┌─ GIVEN INFORMATION

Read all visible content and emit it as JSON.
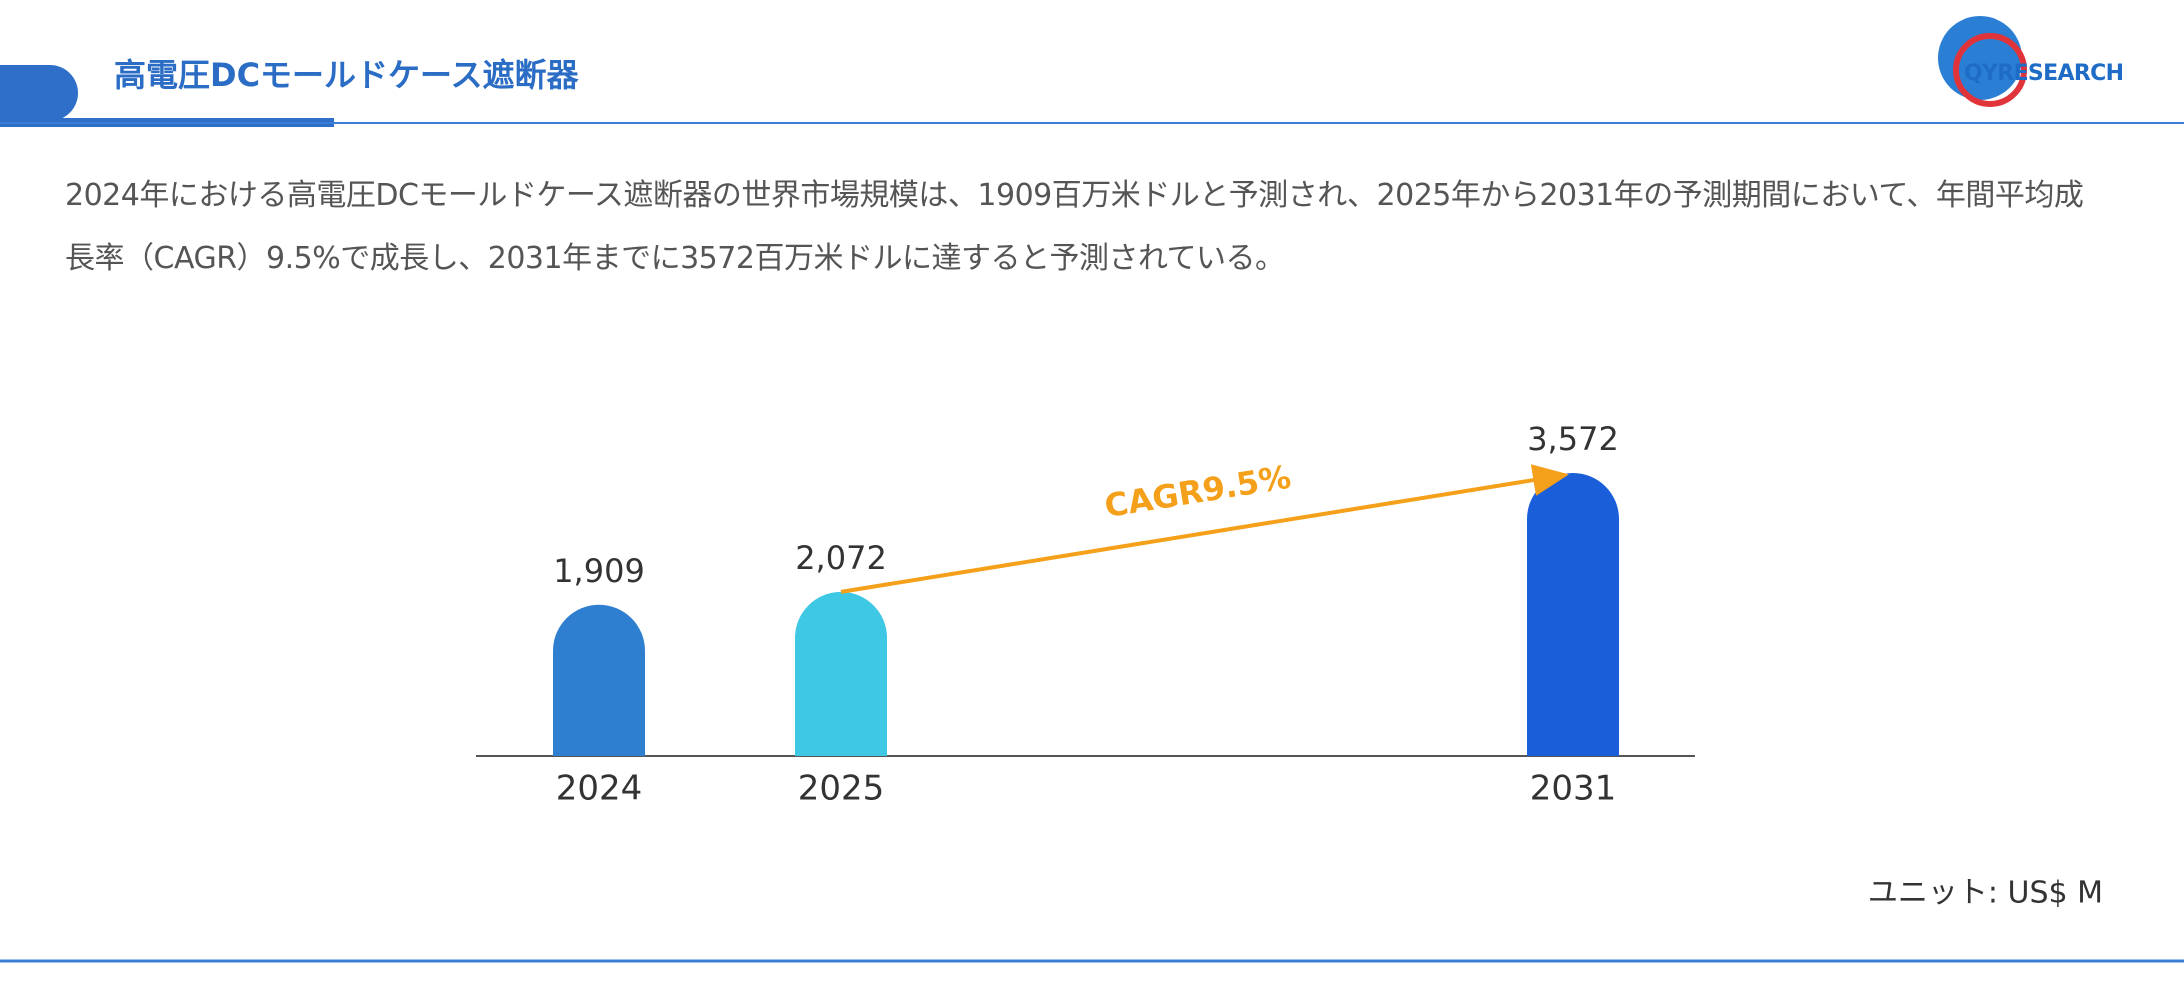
{
  "header": {
    "title": "高電圧DCモールドケース遮断器",
    "logo": "QYRESEARCH"
  },
  "description": "2024年における高電圧DCモールドケース遮断器の世界市場規模は、1909百万米ドルと予測され、2025年から2031年の予測期間において、年間平均成長率（CAGR）9.5%で成長し、2031年までに3572百万米ドルに達すると予測されている。",
  "chart_data": {
    "type": "bar",
    "categories": [
      "2024",
      "2025",
      "2031"
    ],
    "values": [
      1909,
      2072,
      3572
    ],
    "value_labels": [
      "1,909",
      "2,072",
      "3,572"
    ],
    "colors": [
      "#2f7fd1",
      "#3ec8e4",
      "#1a5fd9"
    ],
    "annotation": "CAGR9.5%",
    "annotation_color": "#f5a01a"
  },
  "unit_note": "ユニット: US$ M"
}
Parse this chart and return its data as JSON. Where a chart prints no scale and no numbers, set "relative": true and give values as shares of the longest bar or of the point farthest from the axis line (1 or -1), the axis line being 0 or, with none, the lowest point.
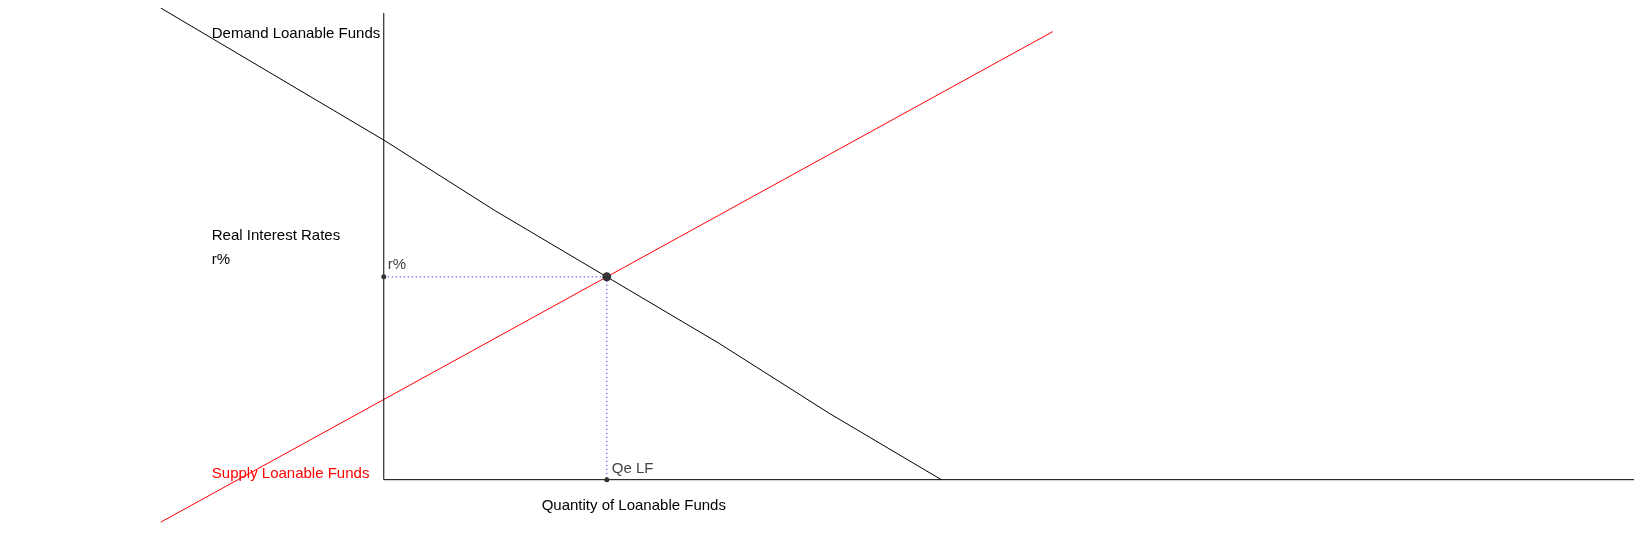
{
  "chart_data": {
    "type": "line",
    "relative": true,
    "xlabel": "Quantity of Loanable Funds",
    "ylabel": "Real Interest Rates r%",
    "categories": [
      null,
      null,
      null,
      null,
      null,
      null,
      null,
      null,
      null
    ],
    "series": [
      {
        "name": "Demand Loanable Funds",
        "color": "#000000",
        "values": [
          1,
          0.86,
          0.72,
          0.57,
          0.43,
          0.29,
          0.14,
          0,
          null
        ]
      },
      {
        "name": "Supply Loanable Funds",
        "color": "#ff0000",
        "values": [
          -0.09,
          0.04,
          0.17,
          0.3,
          0.43,
          0.56,
          0.69,
          0.82,
          0.95
        ]
      }
    ],
    "ref_lines": [
      {
        "axis": "y",
        "value": 0.43,
        "color": "#0000ff",
        "line_style": "dotted"
      }
    ],
    "annotations": [
      {
        "text": "r%",
        "y": 0.43
      },
      "Qe LF"
    ],
    "legend": "left",
    "marker": "none",
    "line_style": "solid"
  }
}
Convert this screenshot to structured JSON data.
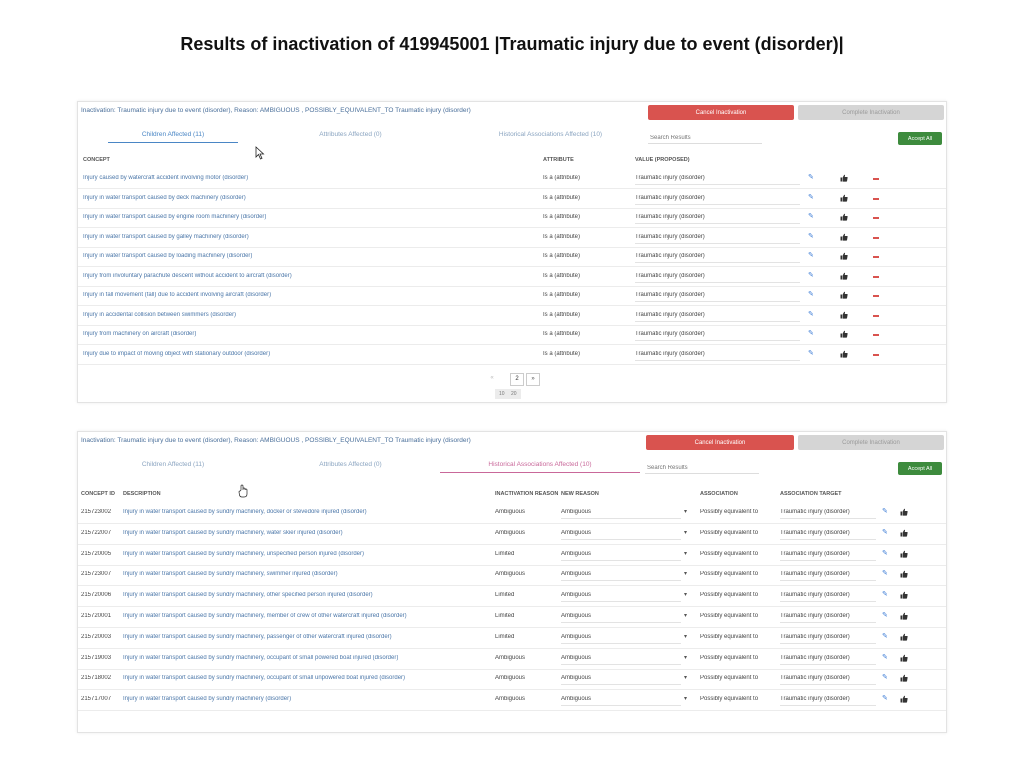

└─

TASK TO COMPLETE: Exclude the pictures and transcribe all of the entries exactly.

COMPLETE OUTPUT:
Read all visible content and emit it as JSON.
{
  "header": {
    "title": "高電圧DCモールドケース遮断器",
    "logo": "QYRESEARCH"
  },
  "description": "2024年における高電圧DCモールドケース遮断器の世界市場規模は、1909百万米ドルと予測され、2025年から2031年の予測期間において、年間平均成長率（CAGR）9.5%で成長し、2031年までに3572百万米ドルに達すると予測されている。",
  "chart_data": {
    "type": "bar",
    "categories": [
      "2024",
      "2025",
      "2031"
    ],
    "values": [
      1909,
      2072,
      3572
    ],
    "value_labels": [
      "1,909",
      "2,072",
      "3,572"
    ],
    "colors": [
      "#2f7fd1",
      "#3ec8e4",
      "#1a5fd9"
    ],
    "annotation": "CAGR9.5%",
    "annotation_color": "#f5a01a"
  },
  "unit_note": "ユニット: US$ M"
}
Parse this chart and return its data as JSON. Where a chart prints no scale and no numbers, set "relative": true and give values as shares of the longest bar or of the point farthest from the axis line (1 or -1), the axis line being 0 or, with none, the lowest point.
{
  "chart_data": {
    "type": "line",
    "relative": true,
    "xlabel": "Quantity of Loanable Funds",
    "ylabel": "Real Interest Rates r%",
    "categories": [
      null,
      null,
      null,
      null,
      null,
      null,
      null,
      null,
      null
    ],
    "series": [
      {
        "name": "Demand Loanable Funds",
        "color": "#000000",
        "values": [
          1,
          0.86,
          0.72,
          0.57,
          0.43,
          0.29,
          0.14,
          0,
          null
        ]
      },
      {
        "name": "Supply Loanable Funds",
        "color": "#ff0000",
        "values": [
          -0.09,
          0.04,
          0.17,
          0.3,
          0.43,
          0.56,
          0.69,
          0.82,
          0.95
        ]
      }
    ],
    "ref_lines": [
      {
        "axis": "y",
        "value": 0.43,
        "color": "#0000ff",
        "line_style": "dotted"
      }
    ],
    "annotations": [
      {
        "text": "r%",
        "y": 0.43
      },
      "Qe LF"
    ],
    "legend": "left",
    "marker": "none",
    "line_style": "solid"
  }
}
Convert this screenshot to structured JSON data.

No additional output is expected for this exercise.